Written exercise> Please retype the records below exactly, leaving out any pictures.

Material for this task>

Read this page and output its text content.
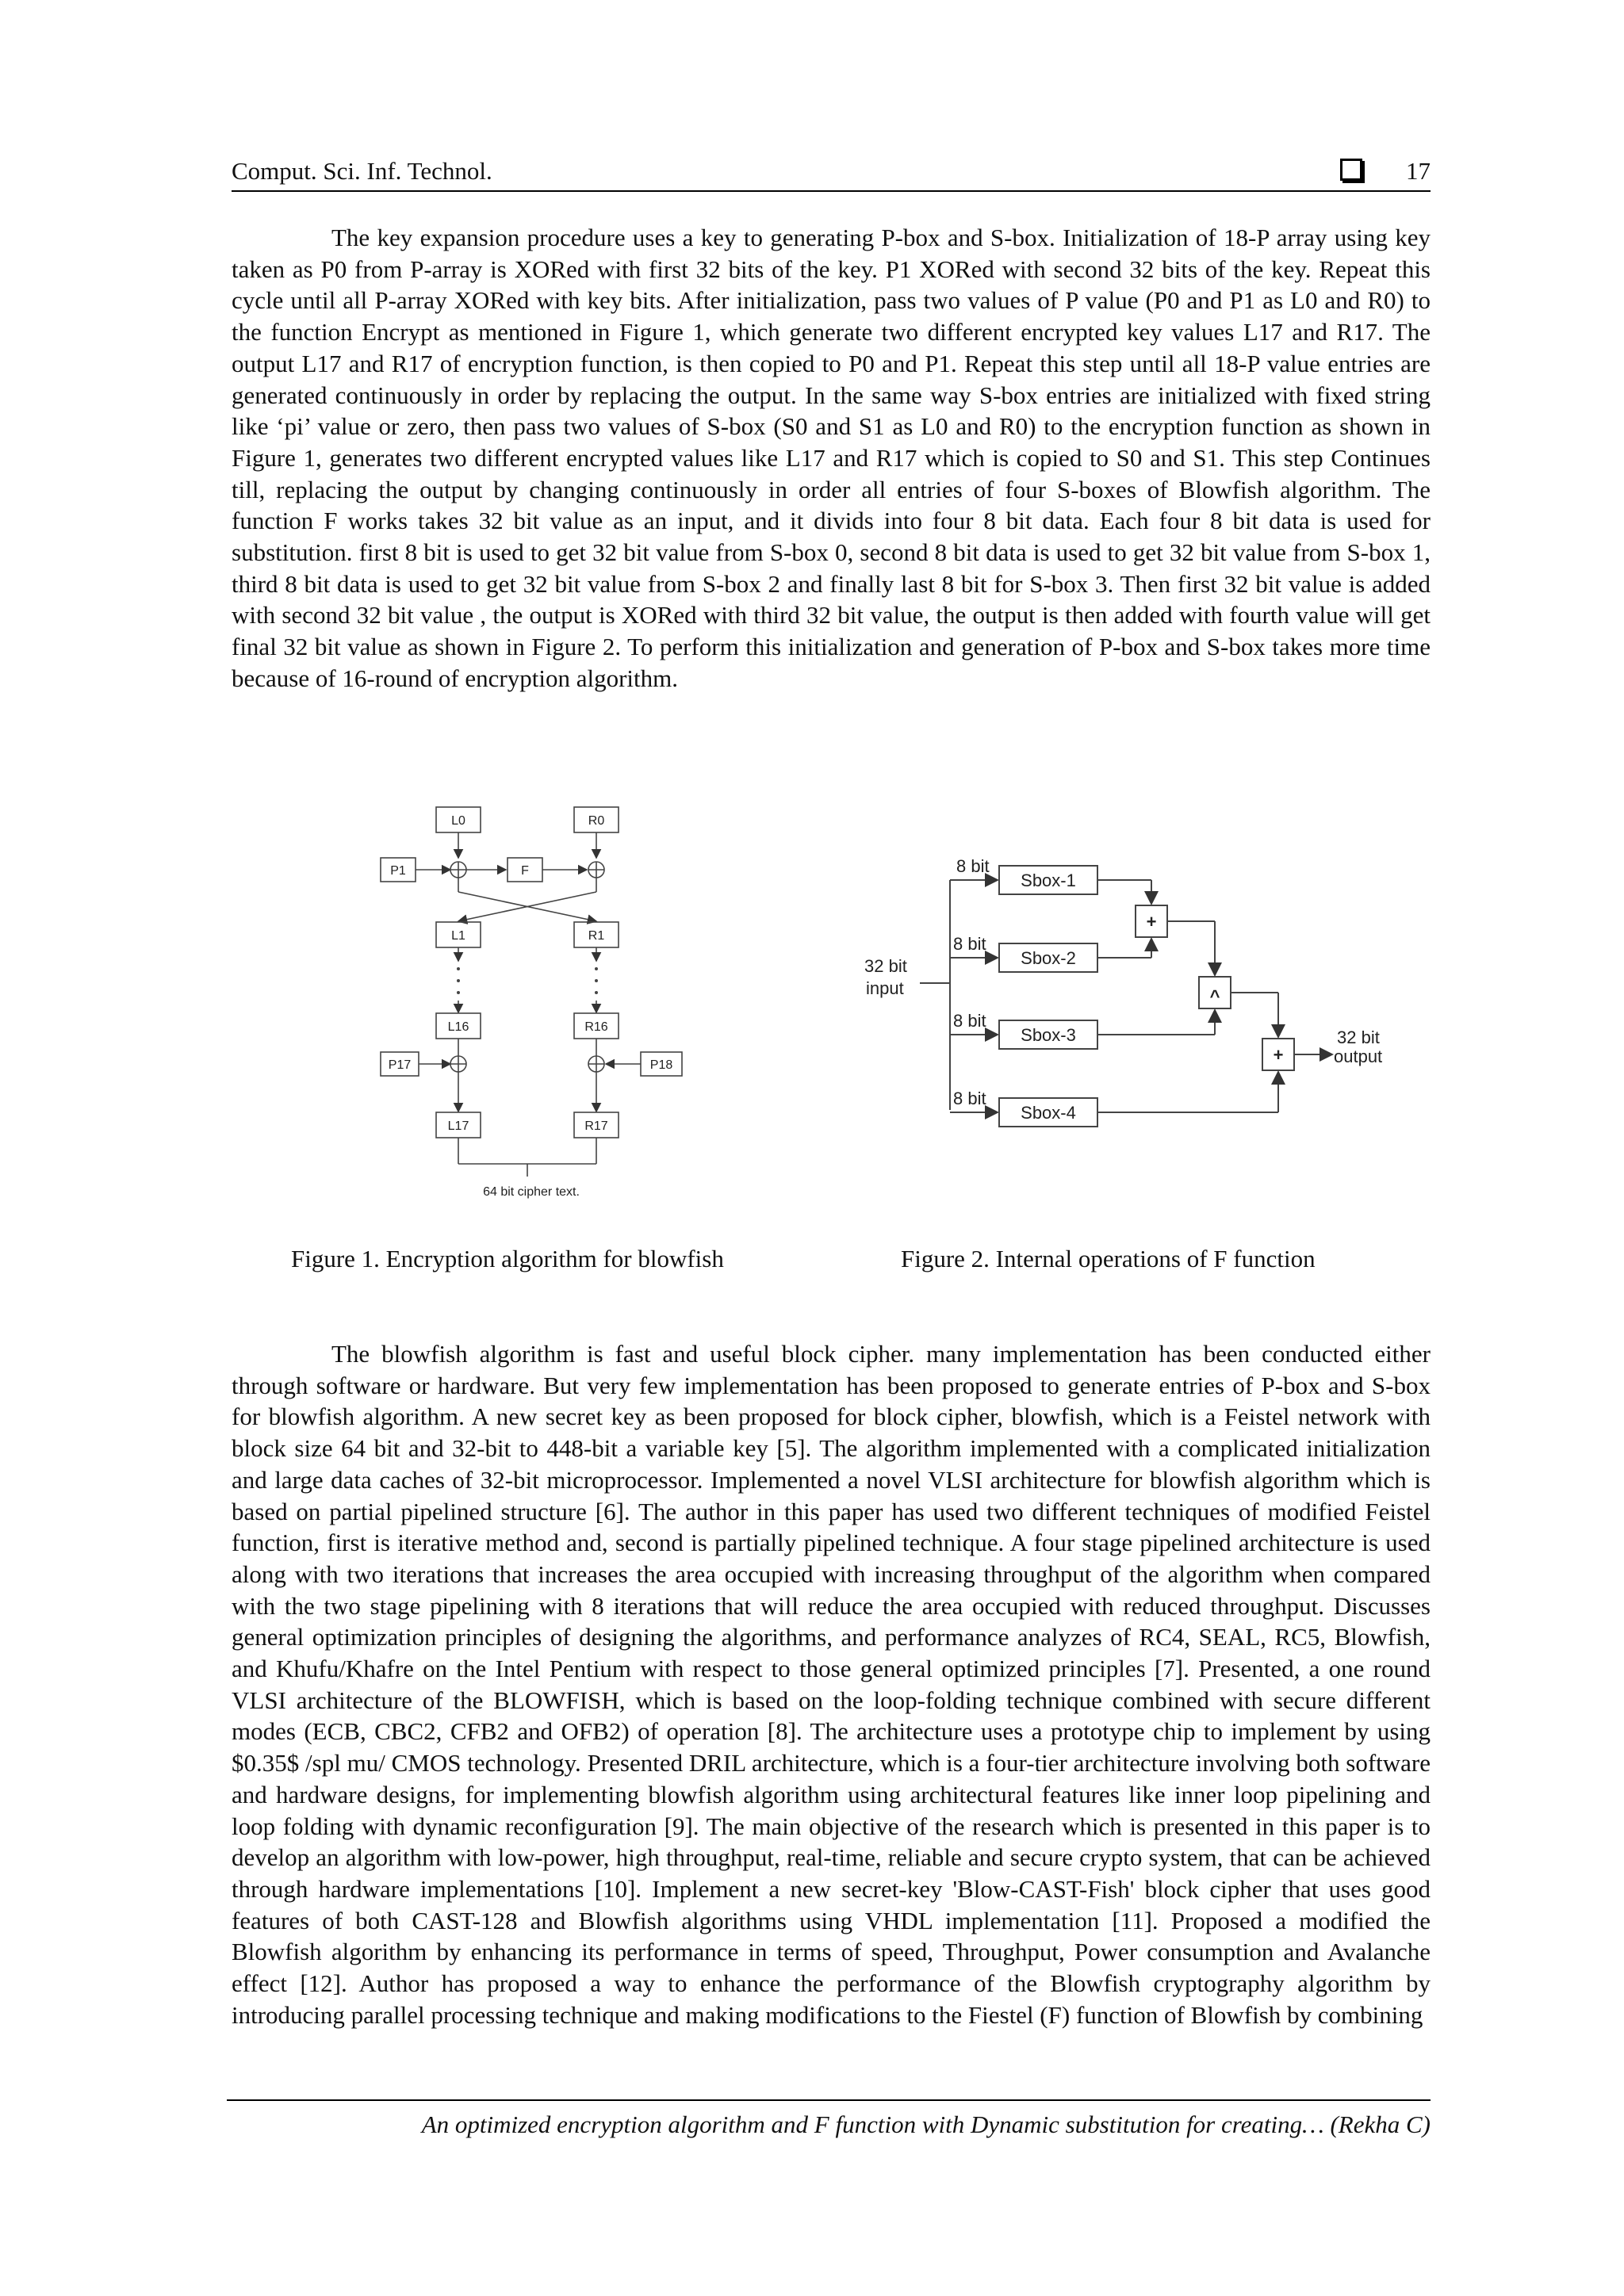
Comput. Sci. Inf. Technol.	17

The key expansion procedure uses a key to generating P-box and S-box. Initialization of 18-P array using key taken as P0 from P-array is XORed with first 32 bits of the key. P1 XORed with second 32 bits of the key. Repeat this cycle until all P-array XORed with key bits. After initialization, pass two values of P value (P0 and P1 as L0 and R0) to the function Encrypt as mentioned in Figure 1, which generate two different encrypted key values L17 and R17. The output L17 and R17 of encryption function, is then copied to P0 and P1. Repeat this step until all 18-P value entries are generated continuously in order by replacing the output. In the same way S-box entries are initialized with fixed string like ‘pi’ value or zero, then pass two values of S-box (S0 and S1 as L0 and R0) to the encryption function as shown in Figure 1, generates two different encrypted values like L17 and R17 which is copied to S0 and S1. This step Continues till, replacing the output by changing continuously in order all entries of four S-boxes of Blowfish algorithm. The function F works takes 32 bit value as an input, and it divids into four 8 bit data. Each four 8 bit data is used for substitution. first 8 bit is used to get 32 bit value from S-box 0, second 8 bit data is used to get 32 bit value from S-box 1, third 8 bit data is used to get 32 bit value from S-box 2 and finally last 8 bit for S-box 3. Then first 32 bit value is added with second 32 bit value , the output is XORed with third 32 bit value, the output is then added with fourth value will get final 32 bit value as shown in Figure 2. To perform this initialization and generation of P-box and S-box takes more time because of 16-round of encryption algorithm.

L0	R0
P1	F
L1	R1
L16	R16
P17	P18
L17	R17
64 bit cipher text.
Sbox-1
Sbox-2
Sbox-3
Sbox-4
8 bit
8 bit
8 bit
8 bit
32 bit
input
32 bit
output
+
^
+
Figure 1. Encryption algorithm for blowfish	Figure 2. Internal operations of F function

The blowfish algorithm is fast and useful block cipher. many implementation has been conducted either through software or hardware. But very few implementation has been proposed to generate entries of P-box and S-box for blowfish algorithm. A new secret key as been proposed for block cipher, blowfish, which is a Feistel network with block size 64 bit and 32-bit to 448-bit a variable key [5]. The algorithm implemented with a complicated initialization and large data caches of 32-bit microprocessor. Implemented a novel VLSI architecture for blowfish algorithm which is based on partial pipelined structure [6]. The author in this paper has used two different techniques of modified Feistel function, first is iterative method and, second is partially pipelined technique. A four stage pipelined architecture is used along with two iterations that increases the area occupied with increasing throughput of the algorithm when compared with the two stage pipelining with 8 iterations that will reduce the area occupied with reduced throughput. Discusses general optimization principles of designing the algorithms, and performance analyzes of RC4, SEAL, RC5, Blowfish, and Khufu/Khafre on the Intel Pentium with respect to those general optimized principles [7]. Presented, a one round VLSI architecture of the BLOWFISH, which is based on the loop-folding technique combined with secure different modes (ECB, CBC2, CFB2 and OFB2) of operation [8]. The architecture uses a prototype chip to implement by using $0.35$ /spl mu/ CMOS technology. Presented DRIL architecture, which is a four-tier architecture involving both software and hardware designs, for implementing blowfish algorithm using architectural features like inner loop pipelining and loop folding with dynamic reconfiguration [9]. The main objective of the research which is presented in this paper is to develop an algorithm with low-power, high throughput, real-time, reliable and secure crypto system, that can be achieved through hardware implementations [10]. Implement a new secret-key 'Blow-CAST-Fish' block cipher that uses good features of both CAST-128 and Blowfish algorithms using VHDL implementation [11]. Proposed a modified the Blowfish algorithm by enhancing its performance in terms of speed, Throughput, Power consumption and Avalanche effect [12]. Author has proposed a way to enhance the performance of the Blowfish cryptography algorithm by introducing parallel processing technique and making modifications to the Fiestel (F) function of Blowfish by combining

An optimized encryption algorithm and F function with Dynamic substitution for creating… (Rekha C)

Reply to the task>
Read this page and output its text content.
Comput. Sci. Inf. Technol.	17

The key expansion procedure uses a key to generating P-box and S-box. Initialization of 18-P array using key taken as P0 from P-array is XORed with first 32 bits of the key. P1 XORed with second 32 bits of the key. Repeat this cycle until all P-array XORed with key bits. After initialization, pass two values of P value (P0 and P1 as L0 and R0) to the function Encrypt as mentioned in Figure 1, which generate two different encrypted key values L17 and R17. The output L17 and R17 of encryption function, is then copied to P0 and P1. Repeat this step until all 18-P value entries are generated continuously in order by replacing the output. In the same way S-box entries are initialized with fixed string like ‘pi’ value or zero, then pass two values of S-box (S0 and S1 as L0 and R0) to the encryption function as shown in Figure 1, generates two different encrypted values like L17 and R17 which is copied to S0 and S1. This step Continues till, replacing the output by changing continuously in order all entries of four S-boxes of Blowfish algorithm. The function F works takes 32 bit value as an input, and it divids into four 8 bit data. Each four 8 bit data is used for substitution. first 8 bit is used to get 32 bit value from S-box 0, second 8 bit data is used to get 32 bit value from S-box 1, third 8 bit data is used to get 32 bit value from S-box 2 and finally last 8 bit for S-box 3. Then first 32 bit value is added with second 32 bit value , the output is XORed with third 32 bit value, the output is then added with fourth value will get final 32 bit value as shown in Figure 2. To perform this initialization and generation of P-box and S-box takes more time because of 16-round of encryption algorithm.

L0	R0
P1	F
L1	R1
L16	R16
P17	P18
L17	R17
64 bit cipher text.
Sbox-1
Sbox-2
Sbox-3
Sbox-4
8 bit
8 bit
8 bit
8 bit
32 bit
input
32 bit
output
+
^
+
Figure 1. Encryption algorithm for blowfish	Figure 2. Internal operations of F function

The blowfish algorithm is fast and useful block cipher. many implementation has been conducted either through software or hardware. But very few implementation has been proposed to generate entries of P-box and S-box for blowfish algorithm. A new secret key as been proposed for block cipher, blowfish, which is a Feistel network with block size 64 bit and 32-bit to 448-bit a variable key [5]. The algorithm implemented with a complicated initialization and large data caches of 32-bit microprocessor. Implemented a novel VLSI architecture for blowfish algorithm which is based on partial pipelined structure [6]. The author in this paper has used two different techniques of modified Feistel function, first is iterative method and, second is partially pipelined technique. A four stage pipelined architecture is used along with two iterations that increases the area occupied with increasing throughput of the algorithm when compared with the two stage pipelining with 8 iterations that will reduce the area occupied with reduced throughput. Discusses general optimization principles of designing the algorithms, and performance analyzes of RC4, SEAL, RC5, Blowfish, and Khufu/Khafre on the Intel Pentium with respect to those general optimized principles [7]. Presented, a one round VLSI architecture of the BLOWFISH, which is based on the loop-folding technique combined with secure different modes (ECB, CBC2, CFB2 and OFB2) of operation [8]. The architecture uses a prototype chip to implement by using $0.35$ /spl mu/ CMOS technology. Presented DRIL architecture, which is a four-tier architecture involving both software and hardware designs, for implementing blowfish algorithm using architectural features like inner loop pipelining and loop folding with dynamic reconfiguration [9]. The main objective of the research which is presented in this paper is to develop an algorithm with low-power, high throughput, real-time, reliable and secure crypto system, that can be achieved through hardware implementations [10]. Implement a new secret-key 'Blow-CAST-Fish' block cipher that uses good features of both CAST-128 and Blowfish algorithms using VHDL implementation [11]. Proposed a modified the Blowfish algorithm by enhancing its performance in terms of speed, Throughput, Power consumption and Avalanche effect [12]. Author has proposed a way to enhance the performance of the Blowfish cryptography algorithm by introducing parallel processing technique and making modifications to the Fiestel (F) function of Blowfish by combining

An optimized encryption algorithm and F function with Dynamic substitution for creating… (Rekha C)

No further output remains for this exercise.